Look through the records and report how many lines include the word "микроскопия", with no other words.

[start of The records]

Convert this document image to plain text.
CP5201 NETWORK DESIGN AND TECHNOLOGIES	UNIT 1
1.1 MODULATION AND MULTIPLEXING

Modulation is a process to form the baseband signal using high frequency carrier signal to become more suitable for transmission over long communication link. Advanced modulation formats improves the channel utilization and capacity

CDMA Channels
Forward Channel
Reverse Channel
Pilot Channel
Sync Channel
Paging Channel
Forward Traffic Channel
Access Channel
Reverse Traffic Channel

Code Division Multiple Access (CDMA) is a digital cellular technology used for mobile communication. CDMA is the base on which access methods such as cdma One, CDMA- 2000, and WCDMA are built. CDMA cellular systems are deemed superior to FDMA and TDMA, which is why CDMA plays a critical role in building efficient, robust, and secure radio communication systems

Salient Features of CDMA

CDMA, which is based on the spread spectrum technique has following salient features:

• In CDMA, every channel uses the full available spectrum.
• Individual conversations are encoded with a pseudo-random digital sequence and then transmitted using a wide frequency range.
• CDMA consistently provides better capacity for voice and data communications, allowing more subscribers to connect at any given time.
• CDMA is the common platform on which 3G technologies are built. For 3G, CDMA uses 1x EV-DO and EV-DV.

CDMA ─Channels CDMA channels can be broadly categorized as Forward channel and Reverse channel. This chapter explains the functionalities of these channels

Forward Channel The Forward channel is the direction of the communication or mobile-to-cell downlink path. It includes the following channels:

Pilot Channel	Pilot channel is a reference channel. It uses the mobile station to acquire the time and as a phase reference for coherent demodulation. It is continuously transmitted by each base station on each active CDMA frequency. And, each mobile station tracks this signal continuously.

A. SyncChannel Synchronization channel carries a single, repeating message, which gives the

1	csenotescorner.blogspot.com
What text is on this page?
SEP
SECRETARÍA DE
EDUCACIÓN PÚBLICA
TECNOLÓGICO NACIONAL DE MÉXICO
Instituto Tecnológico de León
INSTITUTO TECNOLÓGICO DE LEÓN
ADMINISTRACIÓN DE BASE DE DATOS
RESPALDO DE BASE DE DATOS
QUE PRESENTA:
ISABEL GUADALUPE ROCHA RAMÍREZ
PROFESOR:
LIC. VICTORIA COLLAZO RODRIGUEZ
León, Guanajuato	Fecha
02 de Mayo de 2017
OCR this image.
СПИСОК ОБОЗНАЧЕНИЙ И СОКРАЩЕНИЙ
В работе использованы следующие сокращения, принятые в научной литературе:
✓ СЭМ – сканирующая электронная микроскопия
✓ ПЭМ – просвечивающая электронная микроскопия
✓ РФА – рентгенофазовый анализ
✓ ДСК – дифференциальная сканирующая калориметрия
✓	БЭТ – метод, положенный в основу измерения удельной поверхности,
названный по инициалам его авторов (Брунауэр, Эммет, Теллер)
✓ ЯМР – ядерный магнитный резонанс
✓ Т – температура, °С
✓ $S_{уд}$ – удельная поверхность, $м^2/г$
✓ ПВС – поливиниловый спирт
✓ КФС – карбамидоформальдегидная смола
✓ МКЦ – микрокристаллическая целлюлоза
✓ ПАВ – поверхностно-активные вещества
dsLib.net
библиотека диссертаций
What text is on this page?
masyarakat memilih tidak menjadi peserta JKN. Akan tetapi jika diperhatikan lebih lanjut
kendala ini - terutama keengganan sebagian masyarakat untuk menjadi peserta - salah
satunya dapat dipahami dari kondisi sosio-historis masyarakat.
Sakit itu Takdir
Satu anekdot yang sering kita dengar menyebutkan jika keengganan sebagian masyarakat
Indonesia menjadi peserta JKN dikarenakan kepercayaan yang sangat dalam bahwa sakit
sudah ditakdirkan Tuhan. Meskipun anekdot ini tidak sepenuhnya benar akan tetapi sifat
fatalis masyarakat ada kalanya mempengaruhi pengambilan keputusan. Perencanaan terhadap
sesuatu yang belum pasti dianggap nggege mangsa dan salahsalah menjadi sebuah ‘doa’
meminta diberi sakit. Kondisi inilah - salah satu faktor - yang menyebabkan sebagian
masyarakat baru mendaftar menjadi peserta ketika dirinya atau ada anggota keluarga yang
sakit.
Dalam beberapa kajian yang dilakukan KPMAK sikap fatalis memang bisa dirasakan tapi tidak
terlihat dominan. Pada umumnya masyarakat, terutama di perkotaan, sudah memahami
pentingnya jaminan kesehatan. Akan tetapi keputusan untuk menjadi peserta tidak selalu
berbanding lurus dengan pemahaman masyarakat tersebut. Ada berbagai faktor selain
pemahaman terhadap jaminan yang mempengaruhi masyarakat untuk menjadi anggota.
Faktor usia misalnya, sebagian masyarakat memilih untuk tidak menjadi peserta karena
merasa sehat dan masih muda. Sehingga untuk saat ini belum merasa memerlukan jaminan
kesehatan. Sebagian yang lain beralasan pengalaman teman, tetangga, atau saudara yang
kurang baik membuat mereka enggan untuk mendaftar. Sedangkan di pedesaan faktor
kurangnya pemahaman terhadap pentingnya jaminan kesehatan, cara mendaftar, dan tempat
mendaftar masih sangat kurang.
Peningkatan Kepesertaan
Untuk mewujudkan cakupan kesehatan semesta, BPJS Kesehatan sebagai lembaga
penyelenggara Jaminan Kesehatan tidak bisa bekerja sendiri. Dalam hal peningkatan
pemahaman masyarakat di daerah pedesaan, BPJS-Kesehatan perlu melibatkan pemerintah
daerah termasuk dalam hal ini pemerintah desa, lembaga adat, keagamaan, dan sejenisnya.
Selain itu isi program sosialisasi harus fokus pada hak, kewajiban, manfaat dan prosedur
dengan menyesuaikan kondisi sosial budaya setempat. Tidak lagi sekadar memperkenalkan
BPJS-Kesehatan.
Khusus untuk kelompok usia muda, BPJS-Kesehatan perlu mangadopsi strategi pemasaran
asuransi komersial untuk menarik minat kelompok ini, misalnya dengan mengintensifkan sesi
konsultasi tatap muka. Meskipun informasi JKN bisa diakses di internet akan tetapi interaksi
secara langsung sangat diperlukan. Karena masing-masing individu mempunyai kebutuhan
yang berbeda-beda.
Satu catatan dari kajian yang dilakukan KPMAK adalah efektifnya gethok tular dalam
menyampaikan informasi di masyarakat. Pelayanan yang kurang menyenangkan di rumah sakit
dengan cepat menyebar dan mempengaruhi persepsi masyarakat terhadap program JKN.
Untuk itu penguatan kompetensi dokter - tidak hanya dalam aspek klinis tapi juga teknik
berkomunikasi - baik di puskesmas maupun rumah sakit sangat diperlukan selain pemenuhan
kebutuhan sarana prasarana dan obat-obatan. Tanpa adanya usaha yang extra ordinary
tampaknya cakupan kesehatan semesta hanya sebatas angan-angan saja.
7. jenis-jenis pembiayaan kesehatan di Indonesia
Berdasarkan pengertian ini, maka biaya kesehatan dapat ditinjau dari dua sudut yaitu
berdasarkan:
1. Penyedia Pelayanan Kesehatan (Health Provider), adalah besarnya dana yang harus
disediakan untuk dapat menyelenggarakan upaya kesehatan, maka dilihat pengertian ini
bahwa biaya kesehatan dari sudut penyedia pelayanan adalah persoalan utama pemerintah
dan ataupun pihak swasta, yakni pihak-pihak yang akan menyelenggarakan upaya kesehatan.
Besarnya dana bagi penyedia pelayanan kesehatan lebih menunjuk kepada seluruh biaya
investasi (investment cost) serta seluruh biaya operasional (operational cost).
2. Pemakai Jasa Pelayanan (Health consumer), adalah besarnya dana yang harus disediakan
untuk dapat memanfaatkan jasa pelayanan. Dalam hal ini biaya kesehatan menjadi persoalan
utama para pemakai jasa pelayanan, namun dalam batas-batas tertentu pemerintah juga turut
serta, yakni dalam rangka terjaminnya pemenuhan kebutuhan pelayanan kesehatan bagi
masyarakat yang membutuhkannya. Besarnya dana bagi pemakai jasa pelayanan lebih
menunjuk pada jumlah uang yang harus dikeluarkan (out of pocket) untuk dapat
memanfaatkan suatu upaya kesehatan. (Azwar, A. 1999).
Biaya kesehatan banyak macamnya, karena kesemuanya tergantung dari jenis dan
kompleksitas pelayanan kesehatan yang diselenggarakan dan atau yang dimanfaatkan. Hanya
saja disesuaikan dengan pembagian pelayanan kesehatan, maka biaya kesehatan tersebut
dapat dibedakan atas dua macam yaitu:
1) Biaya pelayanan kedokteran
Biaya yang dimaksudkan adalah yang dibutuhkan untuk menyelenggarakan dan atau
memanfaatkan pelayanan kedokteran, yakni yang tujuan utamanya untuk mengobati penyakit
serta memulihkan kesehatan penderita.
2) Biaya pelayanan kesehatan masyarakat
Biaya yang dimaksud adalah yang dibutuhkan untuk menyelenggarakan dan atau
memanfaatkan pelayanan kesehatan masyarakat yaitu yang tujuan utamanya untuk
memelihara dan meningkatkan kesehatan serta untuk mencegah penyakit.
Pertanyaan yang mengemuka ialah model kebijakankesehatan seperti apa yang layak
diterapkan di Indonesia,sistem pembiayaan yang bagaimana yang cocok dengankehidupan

[end of The records]

▸ Final result:
2